┌──
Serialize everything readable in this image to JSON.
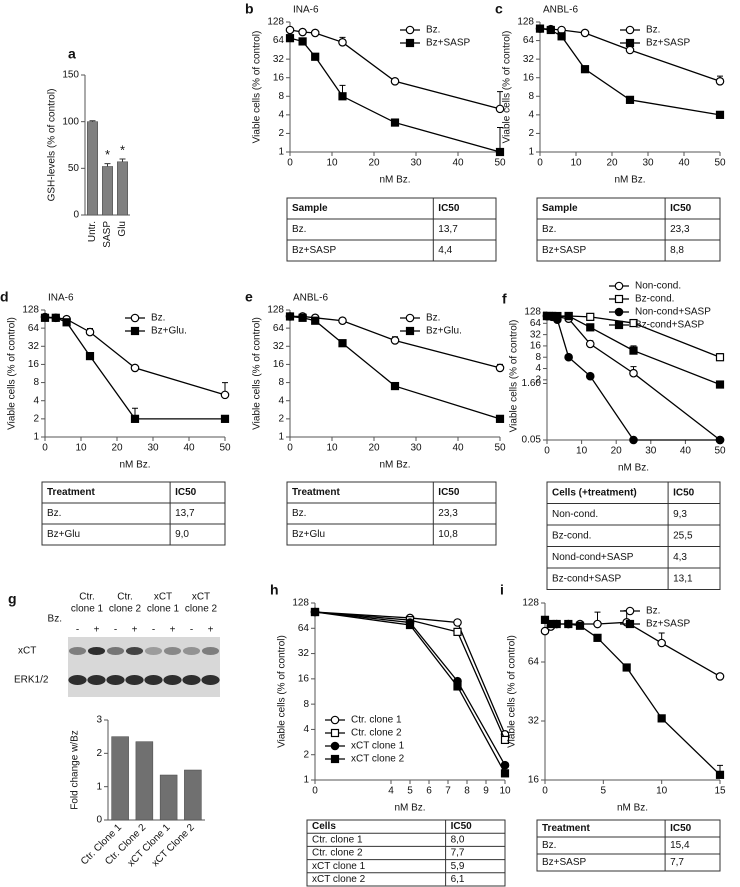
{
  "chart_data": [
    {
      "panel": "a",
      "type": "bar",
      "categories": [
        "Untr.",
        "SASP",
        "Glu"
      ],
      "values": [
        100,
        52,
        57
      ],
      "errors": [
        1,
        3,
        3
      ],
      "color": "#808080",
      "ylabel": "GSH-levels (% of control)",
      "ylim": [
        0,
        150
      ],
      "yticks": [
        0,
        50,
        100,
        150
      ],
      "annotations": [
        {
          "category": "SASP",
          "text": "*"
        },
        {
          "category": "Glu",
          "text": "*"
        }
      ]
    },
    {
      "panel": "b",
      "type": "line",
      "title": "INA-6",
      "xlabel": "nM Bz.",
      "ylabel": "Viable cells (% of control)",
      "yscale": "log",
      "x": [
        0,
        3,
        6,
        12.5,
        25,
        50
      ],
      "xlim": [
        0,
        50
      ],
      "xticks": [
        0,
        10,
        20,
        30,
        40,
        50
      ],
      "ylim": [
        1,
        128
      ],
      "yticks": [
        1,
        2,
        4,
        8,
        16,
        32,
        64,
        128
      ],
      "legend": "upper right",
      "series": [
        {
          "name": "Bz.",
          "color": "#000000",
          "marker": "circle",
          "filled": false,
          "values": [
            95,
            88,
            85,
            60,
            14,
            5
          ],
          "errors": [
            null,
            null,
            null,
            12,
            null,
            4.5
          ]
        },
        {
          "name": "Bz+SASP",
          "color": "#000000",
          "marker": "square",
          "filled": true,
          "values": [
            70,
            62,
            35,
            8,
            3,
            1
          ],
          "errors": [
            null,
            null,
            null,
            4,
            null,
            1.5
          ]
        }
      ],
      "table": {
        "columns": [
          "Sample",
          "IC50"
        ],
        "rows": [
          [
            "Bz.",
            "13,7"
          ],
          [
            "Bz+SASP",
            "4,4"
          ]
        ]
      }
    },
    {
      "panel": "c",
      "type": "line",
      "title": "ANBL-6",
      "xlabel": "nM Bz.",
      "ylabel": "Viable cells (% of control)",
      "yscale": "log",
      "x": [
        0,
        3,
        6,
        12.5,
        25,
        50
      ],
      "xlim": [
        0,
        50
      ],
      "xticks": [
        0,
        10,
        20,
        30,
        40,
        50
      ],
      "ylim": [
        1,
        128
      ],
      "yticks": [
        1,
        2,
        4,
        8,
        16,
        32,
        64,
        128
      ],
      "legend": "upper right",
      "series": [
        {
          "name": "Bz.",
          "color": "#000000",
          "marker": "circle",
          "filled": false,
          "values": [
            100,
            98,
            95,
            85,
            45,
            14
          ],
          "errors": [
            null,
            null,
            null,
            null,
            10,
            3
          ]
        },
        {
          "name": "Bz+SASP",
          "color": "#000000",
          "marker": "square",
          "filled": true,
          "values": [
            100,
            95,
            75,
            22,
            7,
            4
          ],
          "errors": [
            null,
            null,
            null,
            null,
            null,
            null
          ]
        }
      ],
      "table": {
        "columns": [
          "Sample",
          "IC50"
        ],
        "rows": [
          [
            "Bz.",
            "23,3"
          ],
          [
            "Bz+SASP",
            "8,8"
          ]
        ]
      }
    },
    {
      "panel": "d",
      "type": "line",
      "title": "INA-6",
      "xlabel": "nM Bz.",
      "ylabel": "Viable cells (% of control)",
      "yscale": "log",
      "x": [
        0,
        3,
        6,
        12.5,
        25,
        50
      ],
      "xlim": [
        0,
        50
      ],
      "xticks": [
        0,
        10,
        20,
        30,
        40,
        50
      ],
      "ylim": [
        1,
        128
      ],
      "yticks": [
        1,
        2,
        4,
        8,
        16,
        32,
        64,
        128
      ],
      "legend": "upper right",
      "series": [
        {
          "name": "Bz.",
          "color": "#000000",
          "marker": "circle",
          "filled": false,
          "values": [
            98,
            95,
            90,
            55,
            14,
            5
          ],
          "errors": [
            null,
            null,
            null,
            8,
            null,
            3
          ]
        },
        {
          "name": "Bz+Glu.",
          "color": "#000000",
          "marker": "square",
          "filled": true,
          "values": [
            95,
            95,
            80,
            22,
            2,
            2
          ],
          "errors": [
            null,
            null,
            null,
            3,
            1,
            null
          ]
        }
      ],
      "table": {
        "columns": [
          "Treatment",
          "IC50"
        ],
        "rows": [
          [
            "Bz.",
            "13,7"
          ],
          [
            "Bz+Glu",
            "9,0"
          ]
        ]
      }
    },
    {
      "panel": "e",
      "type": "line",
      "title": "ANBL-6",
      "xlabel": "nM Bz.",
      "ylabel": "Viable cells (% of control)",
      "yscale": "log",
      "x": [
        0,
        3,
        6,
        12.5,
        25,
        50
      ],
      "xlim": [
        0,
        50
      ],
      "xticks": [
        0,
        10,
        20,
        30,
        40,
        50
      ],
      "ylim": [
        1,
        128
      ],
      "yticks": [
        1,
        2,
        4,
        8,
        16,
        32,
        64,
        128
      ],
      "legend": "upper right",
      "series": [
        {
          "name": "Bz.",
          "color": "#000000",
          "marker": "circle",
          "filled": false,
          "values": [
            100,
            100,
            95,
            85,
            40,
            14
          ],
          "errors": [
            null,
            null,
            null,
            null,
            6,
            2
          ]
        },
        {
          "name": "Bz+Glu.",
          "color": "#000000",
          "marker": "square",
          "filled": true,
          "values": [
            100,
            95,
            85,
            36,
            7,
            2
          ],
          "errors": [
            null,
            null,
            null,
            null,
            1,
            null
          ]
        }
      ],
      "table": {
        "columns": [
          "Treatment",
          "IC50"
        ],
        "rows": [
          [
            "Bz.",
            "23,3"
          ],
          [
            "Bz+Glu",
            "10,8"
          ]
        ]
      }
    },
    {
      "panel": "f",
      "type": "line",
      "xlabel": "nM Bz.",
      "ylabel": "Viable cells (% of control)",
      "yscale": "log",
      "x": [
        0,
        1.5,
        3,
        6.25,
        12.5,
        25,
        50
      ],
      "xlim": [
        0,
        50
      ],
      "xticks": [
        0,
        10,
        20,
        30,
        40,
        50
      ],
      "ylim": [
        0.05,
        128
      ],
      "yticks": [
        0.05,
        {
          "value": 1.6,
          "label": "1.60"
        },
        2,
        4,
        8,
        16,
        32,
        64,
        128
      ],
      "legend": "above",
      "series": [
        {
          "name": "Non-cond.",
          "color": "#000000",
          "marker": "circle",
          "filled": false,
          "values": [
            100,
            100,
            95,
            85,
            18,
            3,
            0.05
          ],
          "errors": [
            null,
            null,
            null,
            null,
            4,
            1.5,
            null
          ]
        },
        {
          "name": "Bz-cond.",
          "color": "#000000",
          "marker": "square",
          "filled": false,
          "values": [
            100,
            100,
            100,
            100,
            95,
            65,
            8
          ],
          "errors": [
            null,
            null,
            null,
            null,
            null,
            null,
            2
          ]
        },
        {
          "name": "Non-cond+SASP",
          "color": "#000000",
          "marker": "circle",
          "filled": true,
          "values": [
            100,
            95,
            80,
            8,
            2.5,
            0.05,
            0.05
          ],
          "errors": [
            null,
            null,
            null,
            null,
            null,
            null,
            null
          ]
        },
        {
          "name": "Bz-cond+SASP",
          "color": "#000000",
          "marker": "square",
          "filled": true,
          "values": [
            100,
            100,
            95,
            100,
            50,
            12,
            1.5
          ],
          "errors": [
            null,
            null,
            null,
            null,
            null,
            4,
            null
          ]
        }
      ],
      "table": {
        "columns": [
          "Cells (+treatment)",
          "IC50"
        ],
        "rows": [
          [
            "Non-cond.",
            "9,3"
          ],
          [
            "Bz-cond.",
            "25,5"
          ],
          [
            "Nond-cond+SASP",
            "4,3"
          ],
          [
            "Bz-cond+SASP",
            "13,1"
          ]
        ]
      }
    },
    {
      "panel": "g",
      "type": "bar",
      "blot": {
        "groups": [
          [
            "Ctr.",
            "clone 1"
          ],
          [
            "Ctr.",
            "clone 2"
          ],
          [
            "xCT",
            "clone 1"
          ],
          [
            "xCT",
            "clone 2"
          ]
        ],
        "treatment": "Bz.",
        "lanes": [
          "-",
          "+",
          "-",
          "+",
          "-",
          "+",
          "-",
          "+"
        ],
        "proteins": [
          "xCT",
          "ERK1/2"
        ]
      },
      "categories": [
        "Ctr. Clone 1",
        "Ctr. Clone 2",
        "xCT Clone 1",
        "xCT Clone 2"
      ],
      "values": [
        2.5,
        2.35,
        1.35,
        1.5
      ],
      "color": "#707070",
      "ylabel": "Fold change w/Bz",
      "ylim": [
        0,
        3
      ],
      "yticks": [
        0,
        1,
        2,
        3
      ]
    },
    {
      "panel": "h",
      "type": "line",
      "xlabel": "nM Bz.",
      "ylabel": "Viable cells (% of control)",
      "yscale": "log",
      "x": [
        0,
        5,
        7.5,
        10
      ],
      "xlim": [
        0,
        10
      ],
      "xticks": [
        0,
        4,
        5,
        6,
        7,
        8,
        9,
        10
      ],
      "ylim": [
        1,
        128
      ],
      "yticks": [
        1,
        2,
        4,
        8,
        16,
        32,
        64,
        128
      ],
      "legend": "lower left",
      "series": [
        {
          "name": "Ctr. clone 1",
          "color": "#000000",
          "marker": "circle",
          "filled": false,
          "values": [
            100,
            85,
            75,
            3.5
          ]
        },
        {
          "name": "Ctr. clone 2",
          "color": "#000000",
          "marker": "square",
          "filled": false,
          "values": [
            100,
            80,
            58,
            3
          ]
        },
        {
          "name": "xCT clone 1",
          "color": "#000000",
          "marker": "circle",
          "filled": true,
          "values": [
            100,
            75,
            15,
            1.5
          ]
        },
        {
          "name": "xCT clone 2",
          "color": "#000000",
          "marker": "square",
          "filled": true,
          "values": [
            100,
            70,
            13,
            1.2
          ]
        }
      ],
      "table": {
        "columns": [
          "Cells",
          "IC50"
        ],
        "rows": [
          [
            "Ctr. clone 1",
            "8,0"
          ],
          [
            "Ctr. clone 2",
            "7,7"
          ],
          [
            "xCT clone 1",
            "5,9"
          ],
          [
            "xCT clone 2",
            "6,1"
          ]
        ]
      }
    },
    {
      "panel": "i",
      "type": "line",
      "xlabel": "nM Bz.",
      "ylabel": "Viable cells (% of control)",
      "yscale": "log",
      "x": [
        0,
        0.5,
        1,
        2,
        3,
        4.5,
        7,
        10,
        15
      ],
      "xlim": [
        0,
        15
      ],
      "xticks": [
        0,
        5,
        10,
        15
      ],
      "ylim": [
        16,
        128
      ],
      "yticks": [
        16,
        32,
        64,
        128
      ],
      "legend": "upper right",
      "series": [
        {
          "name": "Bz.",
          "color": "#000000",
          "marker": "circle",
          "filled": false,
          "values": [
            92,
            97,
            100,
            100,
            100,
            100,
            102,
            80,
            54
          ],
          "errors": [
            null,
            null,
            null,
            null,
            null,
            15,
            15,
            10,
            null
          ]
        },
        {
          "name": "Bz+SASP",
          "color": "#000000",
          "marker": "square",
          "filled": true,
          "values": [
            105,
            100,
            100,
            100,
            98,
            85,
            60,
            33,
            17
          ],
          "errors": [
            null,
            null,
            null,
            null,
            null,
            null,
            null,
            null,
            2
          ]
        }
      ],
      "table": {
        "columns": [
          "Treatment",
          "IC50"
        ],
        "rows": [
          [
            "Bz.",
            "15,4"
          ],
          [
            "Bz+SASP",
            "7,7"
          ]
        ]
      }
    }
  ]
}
└──
┌──
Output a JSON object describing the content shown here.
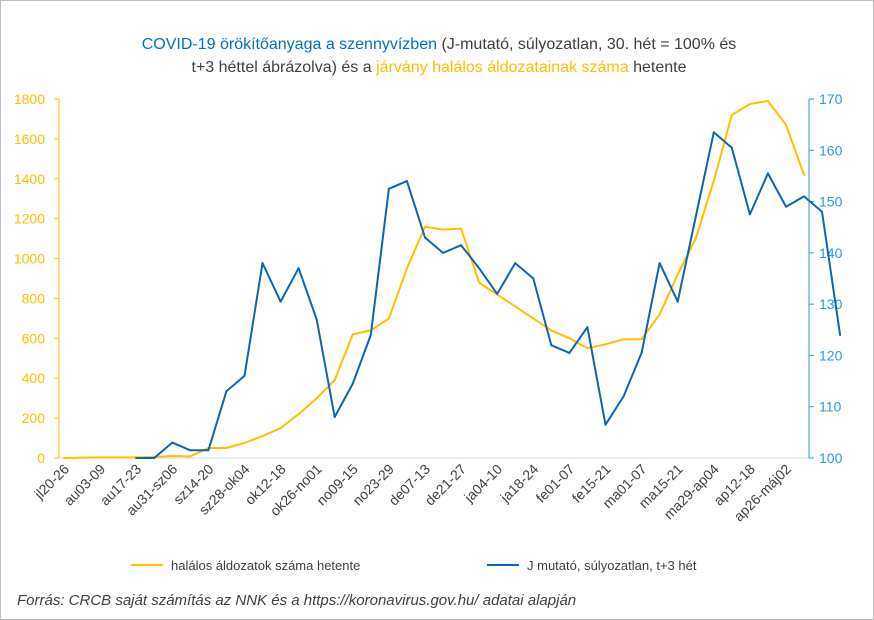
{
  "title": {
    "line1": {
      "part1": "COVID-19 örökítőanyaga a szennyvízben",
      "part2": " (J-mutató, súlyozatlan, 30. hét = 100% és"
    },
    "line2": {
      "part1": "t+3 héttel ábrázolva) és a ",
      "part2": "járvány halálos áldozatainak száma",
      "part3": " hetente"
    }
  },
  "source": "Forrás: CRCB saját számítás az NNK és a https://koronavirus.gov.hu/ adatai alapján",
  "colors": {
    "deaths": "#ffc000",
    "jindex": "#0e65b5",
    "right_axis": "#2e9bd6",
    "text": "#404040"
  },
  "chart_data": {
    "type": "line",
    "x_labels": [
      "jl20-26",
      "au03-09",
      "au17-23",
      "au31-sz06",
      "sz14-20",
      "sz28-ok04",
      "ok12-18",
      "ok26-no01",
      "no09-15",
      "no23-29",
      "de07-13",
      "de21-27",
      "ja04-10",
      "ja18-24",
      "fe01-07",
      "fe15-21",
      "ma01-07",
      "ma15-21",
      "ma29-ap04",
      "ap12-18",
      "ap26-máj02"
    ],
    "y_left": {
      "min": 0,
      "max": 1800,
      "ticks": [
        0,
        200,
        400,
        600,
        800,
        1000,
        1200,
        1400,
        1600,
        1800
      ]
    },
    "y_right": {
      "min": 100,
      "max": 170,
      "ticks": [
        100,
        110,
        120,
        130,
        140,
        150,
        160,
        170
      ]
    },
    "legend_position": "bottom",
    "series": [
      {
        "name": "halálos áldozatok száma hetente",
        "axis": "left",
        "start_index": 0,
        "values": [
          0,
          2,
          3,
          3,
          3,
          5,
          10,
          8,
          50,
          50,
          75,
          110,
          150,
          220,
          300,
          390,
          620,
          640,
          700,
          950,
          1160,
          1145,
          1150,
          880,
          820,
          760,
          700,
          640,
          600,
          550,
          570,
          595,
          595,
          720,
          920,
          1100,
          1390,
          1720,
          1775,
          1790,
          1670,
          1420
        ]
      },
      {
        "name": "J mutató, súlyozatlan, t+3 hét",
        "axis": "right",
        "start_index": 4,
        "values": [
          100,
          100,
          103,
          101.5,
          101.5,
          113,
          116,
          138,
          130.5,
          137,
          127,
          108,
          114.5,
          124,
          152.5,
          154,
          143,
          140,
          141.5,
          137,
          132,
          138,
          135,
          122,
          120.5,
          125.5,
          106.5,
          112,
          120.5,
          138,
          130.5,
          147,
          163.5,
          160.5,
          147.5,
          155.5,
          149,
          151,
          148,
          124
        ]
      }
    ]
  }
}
└──
┌──
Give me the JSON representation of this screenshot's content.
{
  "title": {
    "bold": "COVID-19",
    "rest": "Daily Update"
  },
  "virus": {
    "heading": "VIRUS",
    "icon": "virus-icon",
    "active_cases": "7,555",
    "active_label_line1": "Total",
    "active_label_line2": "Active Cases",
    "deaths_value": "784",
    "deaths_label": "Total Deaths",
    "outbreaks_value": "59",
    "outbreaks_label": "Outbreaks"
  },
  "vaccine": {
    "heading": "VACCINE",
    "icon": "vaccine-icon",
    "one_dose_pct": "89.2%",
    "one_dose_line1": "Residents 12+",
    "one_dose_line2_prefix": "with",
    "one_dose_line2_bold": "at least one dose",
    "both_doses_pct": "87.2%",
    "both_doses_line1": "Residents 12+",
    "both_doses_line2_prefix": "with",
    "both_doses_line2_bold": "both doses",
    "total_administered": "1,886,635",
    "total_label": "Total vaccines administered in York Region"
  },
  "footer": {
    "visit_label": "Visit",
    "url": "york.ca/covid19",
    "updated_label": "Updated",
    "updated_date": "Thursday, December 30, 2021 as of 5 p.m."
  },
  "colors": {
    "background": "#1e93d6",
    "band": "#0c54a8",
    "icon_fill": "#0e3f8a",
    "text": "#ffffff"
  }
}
└──
Task description: Which lines hold the string "hetente"? Copy all of them from the data above.

Answer:
      "part3": " hetente"
        "name": "halálos áldozatok száma hetente",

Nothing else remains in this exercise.